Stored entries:
##############################
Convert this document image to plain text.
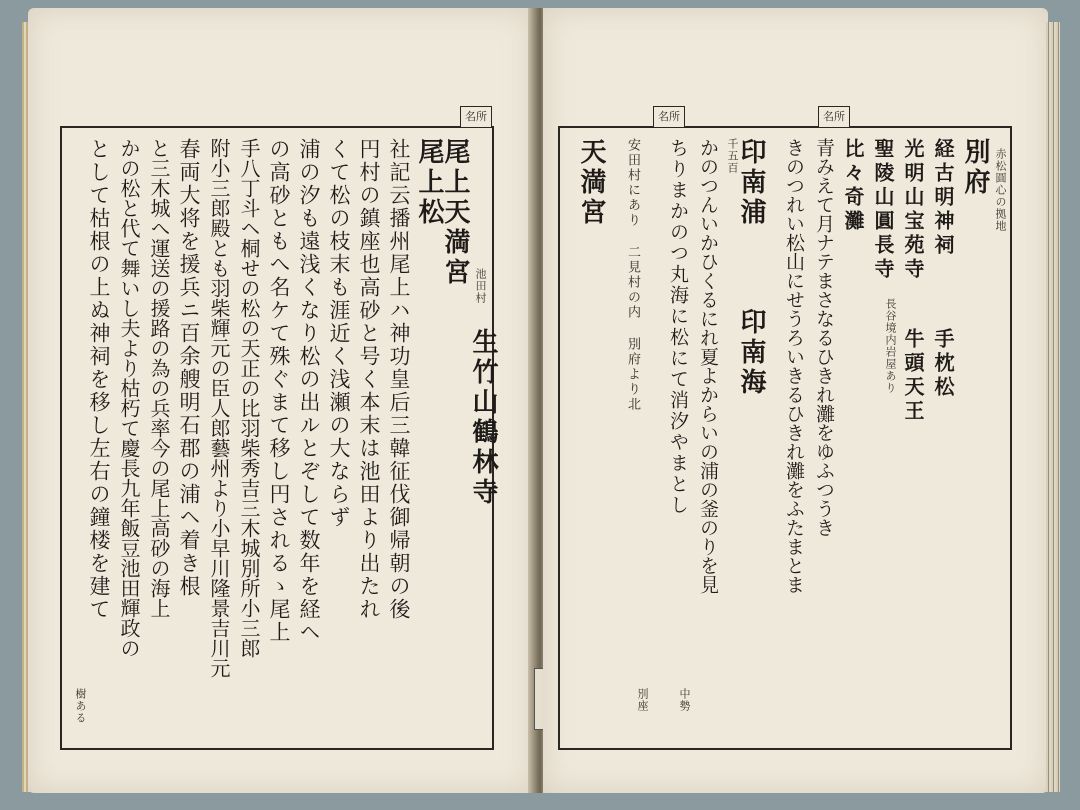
名所
尾上天満宮 池田村
生竹山鶴林寺
尾上松
社記云播州尾上ハ神功皇后三韓征伐御帰朝の後
円村の鎮座也高砂と号く本末は池田より出たれ
くて松の枝末も涯近く浅瀬の大ならず
浦の汐も遠浅くなり松の出ルとぞして数年を経ヘ
の高砂ともへ名ケて殊ぐまて移し円されるゝ尾上
手八丁斗ヘ桐せの松の天正の比羽柴秀吉三木城別所小三郎
附小三郎殿とも羽柴輝元の臣人郎藝州より小早川隆景吉川元
春両大将を援兵ニ百余艘明石郡の浦ヘ着き根
と三木城へ運送の援路の為の兵率今の尾上高砂の海上
かの松と代て舞いし夫より枯朽て慶長九年飯豆池田輝政の
として枯根の上ぬ神祠を移し左右の鐘楼を建て
樹ある
名所
名所
別府 赤松圓心の拠地
経古明神祠
光明山宝苑寺
牛頭天王 手枕松
聖陵山圓長寺
比々奇灘
長谷境内岩屋あり
青みえて月ナテまさなるひきれ灘をゆふつうき
きのつれい松山にせうろいきるひきれ灘をふたまとま
印南浦
印南海
千五百
かのつんいかひくるにれ夏よからいの浦の釜のりを見
ちりまかのつ丸海に松にて消汐やまとし
天満宮	安田村にあり 二見村の内 別府より北
中勢
別座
##############################
- OBJECTIVE -
Without including any pictures, reproduce the listing exactly.

- EXERCISE RESULT -
Convert this document image to plain text.
名所
尾上天満宮 池田村
生竹山鶴林寺
尾上松
社記云播州尾上ハ神功皇后三韓征伐御帰朝の後
円村の鎮座也高砂と号く本末は池田より出たれ
くて松の枝末も涯近く浅瀬の大ならず
浦の汐も遠浅くなり松の出ルとぞして数年を経ヘ
の高砂ともへ名ケて殊ぐまて移し円されるゝ尾上
手八丁斗ヘ桐せの松の天正の比羽柴秀吉三木城別所小三郎
附小三郎殿とも羽柴輝元の臣人郎藝州より小早川隆景吉川元
春両大将を援兵ニ百余艘明石郡の浦ヘ着き根
と三木城へ運送の援路の為の兵率今の尾上高砂の海上
かの松と代て舞いし夫より枯朽て慶長九年飯豆池田輝政の
として枯根の上ぬ神祠を移し左右の鐘楼を建て
樹ある
名所
名所
別府 赤松圓心の拠地
経古明神祠
光明山宝苑寺
牛頭天王 手枕松
聖陵山圓長寺
比々奇灘
長谷境内岩屋あり
青みえて月ナテまさなるひきれ灘をゆふつうき
きのつれい松山にせうろいきるひきれ灘をふたまとま
印南浦
印南海
千五百
かのつんいかひくるにれ夏よからいの浦の釜のりを見
ちりまかのつ丸海に松にて消汐やまとし
天満宮	安田村にあり 二見村の内 別府より北
中勢
別座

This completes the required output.